**Provided material**
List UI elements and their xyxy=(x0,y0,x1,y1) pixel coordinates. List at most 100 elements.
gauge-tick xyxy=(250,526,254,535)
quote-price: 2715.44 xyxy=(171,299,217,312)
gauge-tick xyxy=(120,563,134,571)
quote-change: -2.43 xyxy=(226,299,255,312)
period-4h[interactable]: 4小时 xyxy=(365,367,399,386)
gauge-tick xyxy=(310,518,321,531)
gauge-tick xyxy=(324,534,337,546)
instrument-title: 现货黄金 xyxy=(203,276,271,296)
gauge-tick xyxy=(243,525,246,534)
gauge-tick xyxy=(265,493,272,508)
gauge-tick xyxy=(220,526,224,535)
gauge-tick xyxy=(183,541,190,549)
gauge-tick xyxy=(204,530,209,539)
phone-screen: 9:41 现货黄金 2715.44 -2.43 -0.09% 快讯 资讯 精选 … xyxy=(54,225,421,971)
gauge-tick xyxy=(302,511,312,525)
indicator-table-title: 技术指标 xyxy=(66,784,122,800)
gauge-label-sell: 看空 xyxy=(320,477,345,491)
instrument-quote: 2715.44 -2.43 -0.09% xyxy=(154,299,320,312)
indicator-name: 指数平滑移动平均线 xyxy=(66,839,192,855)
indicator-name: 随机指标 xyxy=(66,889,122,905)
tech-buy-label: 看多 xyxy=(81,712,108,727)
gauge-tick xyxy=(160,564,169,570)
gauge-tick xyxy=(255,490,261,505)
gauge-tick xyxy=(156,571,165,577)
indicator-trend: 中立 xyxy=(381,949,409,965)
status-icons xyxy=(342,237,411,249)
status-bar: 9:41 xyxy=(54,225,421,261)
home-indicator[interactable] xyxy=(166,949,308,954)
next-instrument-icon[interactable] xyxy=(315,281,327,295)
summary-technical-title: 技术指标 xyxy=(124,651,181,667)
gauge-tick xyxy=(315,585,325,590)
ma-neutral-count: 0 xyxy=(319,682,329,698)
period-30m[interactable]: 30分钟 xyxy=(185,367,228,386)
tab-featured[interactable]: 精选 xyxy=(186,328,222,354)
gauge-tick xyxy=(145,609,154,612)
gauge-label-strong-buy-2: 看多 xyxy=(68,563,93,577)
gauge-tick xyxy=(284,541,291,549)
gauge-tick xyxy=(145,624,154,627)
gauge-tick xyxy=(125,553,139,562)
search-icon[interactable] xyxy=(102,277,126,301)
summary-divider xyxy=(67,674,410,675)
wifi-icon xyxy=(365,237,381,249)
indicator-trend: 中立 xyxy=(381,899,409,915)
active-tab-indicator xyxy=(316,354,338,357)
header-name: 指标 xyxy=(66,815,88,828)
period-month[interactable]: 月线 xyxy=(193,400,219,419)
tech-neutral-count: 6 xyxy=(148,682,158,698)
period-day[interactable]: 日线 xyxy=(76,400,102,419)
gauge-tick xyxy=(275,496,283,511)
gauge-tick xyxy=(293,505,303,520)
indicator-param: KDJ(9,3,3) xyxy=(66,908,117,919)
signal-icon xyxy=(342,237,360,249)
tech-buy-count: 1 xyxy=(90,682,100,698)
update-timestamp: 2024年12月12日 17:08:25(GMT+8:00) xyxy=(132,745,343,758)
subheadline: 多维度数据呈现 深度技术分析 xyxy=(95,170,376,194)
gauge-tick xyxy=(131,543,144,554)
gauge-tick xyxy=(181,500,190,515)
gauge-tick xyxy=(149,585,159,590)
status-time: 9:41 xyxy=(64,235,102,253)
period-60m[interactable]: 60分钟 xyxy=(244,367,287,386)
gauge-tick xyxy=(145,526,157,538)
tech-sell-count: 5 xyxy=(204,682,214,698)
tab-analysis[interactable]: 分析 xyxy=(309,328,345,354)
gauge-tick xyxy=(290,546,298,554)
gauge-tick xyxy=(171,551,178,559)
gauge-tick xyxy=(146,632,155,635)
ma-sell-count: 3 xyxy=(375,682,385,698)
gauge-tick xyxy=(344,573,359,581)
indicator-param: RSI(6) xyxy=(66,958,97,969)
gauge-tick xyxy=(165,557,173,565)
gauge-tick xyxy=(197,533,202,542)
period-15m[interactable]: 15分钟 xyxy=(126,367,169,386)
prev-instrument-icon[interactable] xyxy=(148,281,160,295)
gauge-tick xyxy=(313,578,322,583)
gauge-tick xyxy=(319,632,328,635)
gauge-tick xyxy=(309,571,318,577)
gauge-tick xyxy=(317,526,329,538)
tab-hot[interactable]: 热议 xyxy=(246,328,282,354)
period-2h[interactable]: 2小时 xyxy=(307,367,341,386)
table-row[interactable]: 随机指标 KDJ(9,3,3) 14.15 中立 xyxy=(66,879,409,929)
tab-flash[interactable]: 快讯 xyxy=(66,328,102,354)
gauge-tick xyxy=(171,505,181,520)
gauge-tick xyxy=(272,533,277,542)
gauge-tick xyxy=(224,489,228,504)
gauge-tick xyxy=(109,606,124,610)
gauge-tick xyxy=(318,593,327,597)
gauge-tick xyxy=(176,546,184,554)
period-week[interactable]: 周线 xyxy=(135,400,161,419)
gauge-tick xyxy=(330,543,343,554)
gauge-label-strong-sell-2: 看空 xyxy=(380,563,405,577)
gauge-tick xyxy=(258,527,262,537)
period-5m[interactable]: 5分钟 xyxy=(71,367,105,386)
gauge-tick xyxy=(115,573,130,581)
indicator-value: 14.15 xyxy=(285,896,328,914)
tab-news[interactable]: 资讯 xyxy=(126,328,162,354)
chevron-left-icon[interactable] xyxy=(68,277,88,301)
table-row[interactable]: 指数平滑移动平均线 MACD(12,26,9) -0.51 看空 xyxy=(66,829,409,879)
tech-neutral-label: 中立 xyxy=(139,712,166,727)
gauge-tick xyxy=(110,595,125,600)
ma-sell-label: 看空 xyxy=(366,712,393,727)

**Exercise**
Convert the listing above into a JSON array of strings, one string per line, with blank lines left out.

**Exercise result**
[
  "List UI elements and their xyxy=(x0,y0,x1,y1) pixel coordinates. List at most 100 elements.",
  "gauge-tick xyxy=(250,526,254,535)",
  "quote-price: 2715.44 xyxy=(171,299,217,312)",
  "gauge-tick xyxy=(120,563,134,571)",
  "quote-change: -2.43 xyxy=(226,299,255,312)",
  "period-4h[interactable]: 4小时 xyxy=(365,367,399,386)",
  "gauge-tick xyxy=(310,518,321,531)",
  "gauge-tick xyxy=(324,534,337,546)",
  "instrument-title: 现货黄金 xyxy=(203,276,271,296)",
  "gauge-tick xyxy=(243,525,246,534)",
  "gauge-tick xyxy=(265,493,272,508)",
  "gauge-tick xyxy=(220,526,224,535)",
  "gauge-tick xyxy=(183,541,190,549)",
  "gauge-tick xyxy=(204,530,209,539)",
  "phone-screen: 9:41 现货黄金 2715.44 -2.43 -0.09% 快讯 资讯 精选 … xyxy=(54,225,421,971)",
  "gauge-tick xyxy=(302,511,312,525)",
  "indicator-table-title: 技术指标 xyxy=(66,784,122,800)",
  "gauge-label-sell: 看空 xyxy=(320,477,345,491)",
  "instrument-quote: 2715.44 -2.43 -0.09% xyxy=(154,299,320,312)",
  "indicator-name: 指数平滑移动平均线 xyxy=(66,839,192,855)",
  "indicator-name: 随机指标 xyxy=(66,889,122,905)",
  "tech-buy-label: 看多 xyxy=(81,712,108,727)",
  "gauge-tick xyxy=(160,564,169,570)",
  "gauge-tick xyxy=(255,490,261,505)",
  "gauge-tick xyxy=(156,571,165,577)",
  "indicator-trend: 中立 xyxy=(381,949,409,965)",
  "status-icons xyxy=(342,237,411,249)",
  "status-bar: 9:41 xyxy=(54,225,421,261)",
  "home-indicator[interactable] xyxy=(166,949,308,954)",
  "next-instrument-icon[interactable] xyxy=(315,281,327,295)",
  "summary-technical-title: 技术指标 xyxy=(124,651,181,667)",
  "gauge-tick xyxy=(315,585,325,590)",
  "ma-neutral-count: 0 xyxy=(319,682,329,698)",
  "period-30m[interactable]: 30分钟 xyxy=(185,367,228,386)",
  "tab-featured[interactable]: 精选 xyxy=(186,328,222,354)",
  "gauge-tick xyxy=(145,609,154,612)",
  "gauge-label-strong-buy-2: 看多 xyxy=(68,563,93,577)",
  "gauge-tick xyxy=(284,541,291,549)",
  "gauge-tick xyxy=(145,624,154,627)",
  "gauge-tick xyxy=(125,553,139,562)",
  "search-icon[interactable] xyxy=(102,277,126,301)",
  "summary-divider xyxy=(67,674,410,675)",
  "wifi-icon xyxy=(365,237,381,249)",
  "indicator-trend: 中立 xyxy=(381,899,409,915)",
  "active-tab-indicator xyxy=(316,354,338,357)",
  "header-name: 指标 xyxy=(66,815,88,828)",
  "period-month[interactable]: 月线 xyxy=(193,400,219,419)",
  "tech-neutral-count: 6 xyxy=(148,682,158,698)",
  "period-day[interactable]: 日线 xyxy=(76,400,102,419)",
  "gauge-tick xyxy=(275,496,283,511)",
  "gauge-tick xyxy=(293,505,303,520)",
  "indicator-param: KDJ(9,3,3) xyxy=(66,908,117,919)",
  "signal-icon xyxy=(342,237,360,249)",
  "tech-buy-count: 1 xyxy=(90,682,100,698)",
  "update-timestamp: 2024年12月12日 17:08:25(GMT+8:00) xyxy=(132,745,343,758)",
  "subheadline: 多维度数据呈现 深度技术分析 xyxy=(95,170,376,194)",
  "gauge-tick xyxy=(131,543,144,554)",
  "gauge-tick xyxy=(181,500,190,515)",
  "gauge-tick xyxy=(149,585,159,590)",
  "status-time: 9:41 xyxy=(64,235,102,253)",
  "period-60m[interactable]: 60分钟 xyxy=(244,367,287,386)",
  "gauge-tick xyxy=(145,526,157,538)",
  "tech-sell-count: 5 xyxy=(204,682,214,698)",
  "tab-analysis[interactable]: 分析 xyxy=(309,328,345,354)",
  "gauge-tick xyxy=(290,546,298,554)",
  "gauge-tick xyxy=(171,551,178,559)",
  "gauge-tick xyxy=(146,632,155,635)",
  "ma-sell-count: 3 xyxy=(375,682,385,698)",
  "gauge-tick xyxy=(344,573,359,581)",
  "indicator-param: RSI(6) xyxy=(66,958,97,969)",
  "gauge-tick xyxy=(165,557,173,565)",
  "gauge-tick xyxy=(197,533,202,542)",
  "period-15m[interactable]: 15分钟 xyxy=(126,367,169,386)",
  "prev-instrument-icon[interactable] xyxy=(148,281,160,295)",
  "gauge-tick xyxy=(313,578,322,583)",
  "gauge-tick xyxy=(319,632,328,635)",
  "gauge-tick xyxy=(309,571,318,577)",
  "gauge-tick xyxy=(317,526,329,538)",
  "tab-hot[interactable]: 热议 xyxy=(246,328,282,354)",
  "period-2h[interactable]: 2小时 xyxy=(307,367,341,386)",
  "table-row[interactable]: 随机指标 KDJ(9,3,3) 14.15 中立 xyxy=(66,879,409,929)",
  "tab-flash[interactable]: 快讯 xyxy=(66,328,102,354)",
  "gauge-tick xyxy=(171,505,181,520)",
  "gauge-tick xyxy=(272,533,277,542)",
  "gauge-tick xyxy=(224,489,228,504)",
  "gauge-tick xyxy=(109,606,124,610)",
  "gauge-tick xyxy=(318,593,327,597)",
  "gauge-tick xyxy=(176,546,184,554)",
  "period-week[interactable]: 周线 xyxy=(135,400,161,419)",
  "gauge-tick xyxy=(330,543,343,554)",
  "gauge-label-strong-sell-2: 看空 xyxy=(380,563,405,577)",
  "gauge-tick xyxy=(258,527,262,537)",
  "period-5m[interactable]: 5分钟 xyxy=(71,367,105,386)",
  "gauge-tick xyxy=(115,573,130,581)",
  "indicator-value: 14.15 xyxy=(285,896,328,914)",
  "tab-news[interactable]: 资讯 xyxy=(126,328,162,354)",
  "chevron-left-icon[interactable] xyxy=(68,277,88,301)",
  "table-row[interactable]: 指数平滑移动平均线 MACD(12,26,9) -0.51 看空 xyxy=(66,829,409,879)",
  "tech-neutral-label: 中立 xyxy=(139,712,166,727)",
  "gauge-tick xyxy=(110,595,125,600)",
  "ma-sell-label: 看空 xyxy=(366,712,393,727)"
]